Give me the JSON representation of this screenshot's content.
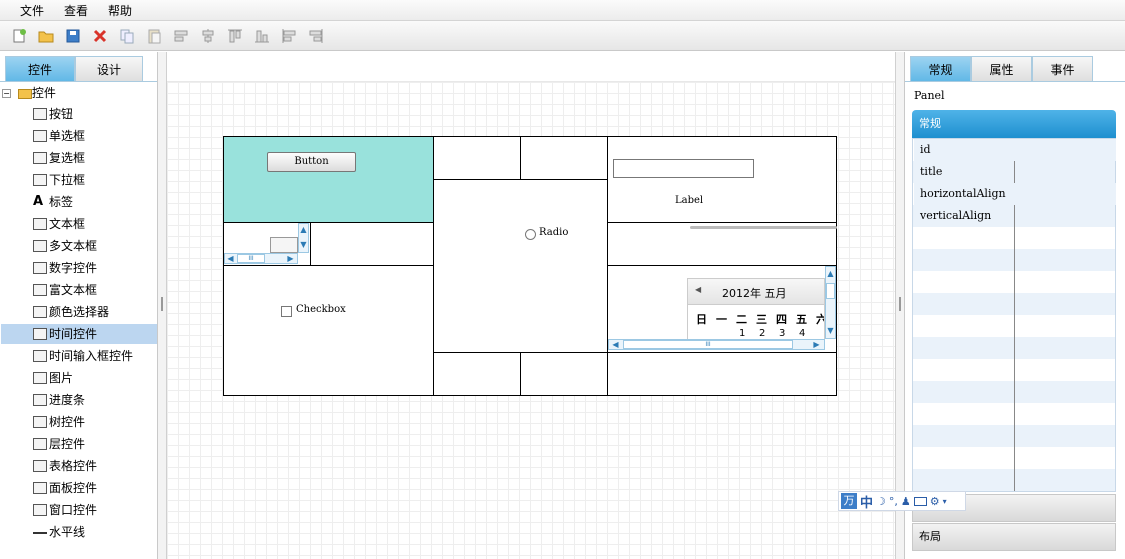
{
  "menu": {
    "file": "文件",
    "view": "查看",
    "help": "帮助"
  },
  "toolbar": {
    "icons": [
      "new-icon",
      "open-icon",
      "save-icon",
      "delete-icon",
      "copy-icon",
      "paste-icon",
      "align-left-icon",
      "align-center-icon",
      "align-top-icon",
      "align-bottom-icon",
      "align-hcenter-icon",
      "align-vcenter-icon"
    ]
  },
  "left_panel": {
    "tabs": [
      "控件",
      "设计"
    ],
    "root": "控件",
    "items": [
      "按钮",
      "单选框",
      "复选框",
      "下拉框",
      "标签",
      "文本框",
      "多文本框",
      "数字控件",
      "富文本框",
      "颜色选择器",
      "时间控件",
      "时间输入框控件",
      "图片",
      "进度条",
      "树控件",
      "层控件",
      "表格控件",
      "面板控件",
      "窗口控件",
      "水平线"
    ],
    "selected_index": 10
  },
  "canvas": {
    "button_label": "Button",
    "radio_label": "Radio",
    "label_text": "Label",
    "checkbox_label": "Checkbox",
    "calendar_title": "2012年 五月",
    "calendar_weekdays": [
      "日",
      "一",
      "二",
      "三",
      "四",
      "五",
      "六"
    ],
    "calendar_dates": [
      "1",
      "2",
      "3",
      "4"
    ],
    "hscroll_mark": "III"
  },
  "right_panel": {
    "tabs": [
      "常规",
      "属性",
      "事件"
    ],
    "object_name": "Panel",
    "section_header": "常规",
    "props": [
      "id",
      "title",
      "horizontalAlign",
      "verticalAlign"
    ],
    "section_bottom": "布局"
  },
  "ime": {
    "label1": "万",
    "label2": "中"
  },
  "colors": {
    "accent": "#5fb7e6",
    "selected": "#bcd6f0",
    "teal_cell": "#99e2dc"
  }
}
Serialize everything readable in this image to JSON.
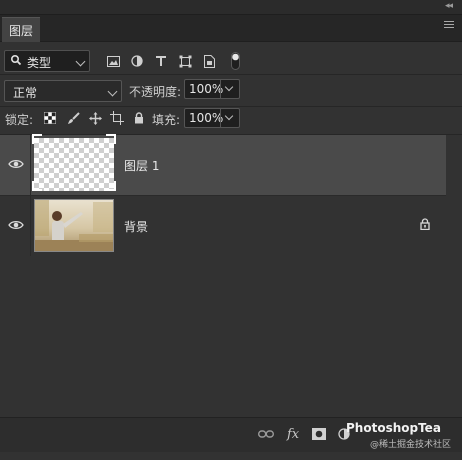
{
  "tab": {
    "label": "图层"
  },
  "filter": {
    "kind_label": "类型"
  },
  "blend": {
    "mode": "正常",
    "opacity_label": "不透明度:",
    "opacity_value": "100%"
  },
  "lock": {
    "label": "锁定:",
    "fill_label": "填充:",
    "fill_value": "100%"
  },
  "layers": [
    {
      "name": "图层 1",
      "selected": true,
      "visible": true,
      "locked": false
    },
    {
      "name": "背景",
      "selected": false,
      "visible": true,
      "locked": true
    }
  ],
  "watermark": {
    "title": "PhotoshopTea",
    "subtitle": "@稀土掘金技术社区"
  },
  "colors": {
    "panel": "#323232",
    "selected_row": "#4a4a4a",
    "tabbar": "#262626"
  }
}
******************************
» Stated goal: Copy exactly the lines from the line containing "Serialize everything readable" through the last line of the records, both included, and omit every picture.

» Solution for this problem:
Serialize everything readable in this image to JSON.
{
  "tab": {
    "label": "图层"
  },
  "filter": {
    "kind_label": "类型"
  },
  "blend": {
    "mode": "正常",
    "opacity_label": "不透明度:",
    "opacity_value": "100%"
  },
  "lock": {
    "label": "锁定:",
    "fill_label": "填充:",
    "fill_value": "100%"
  },
  "layers": [
    {
      "name": "图层 1",
      "selected": true,
      "visible": true,
      "locked": false
    },
    {
      "name": "背景",
      "selected": false,
      "visible": true,
      "locked": true
    }
  ],
  "watermark": {
    "title": "PhotoshopTea",
    "subtitle": "@稀土掘金技术社区"
  },
  "colors": {
    "panel": "#323232",
    "selected_row": "#4a4a4a",
    "tabbar": "#262626"
  }
}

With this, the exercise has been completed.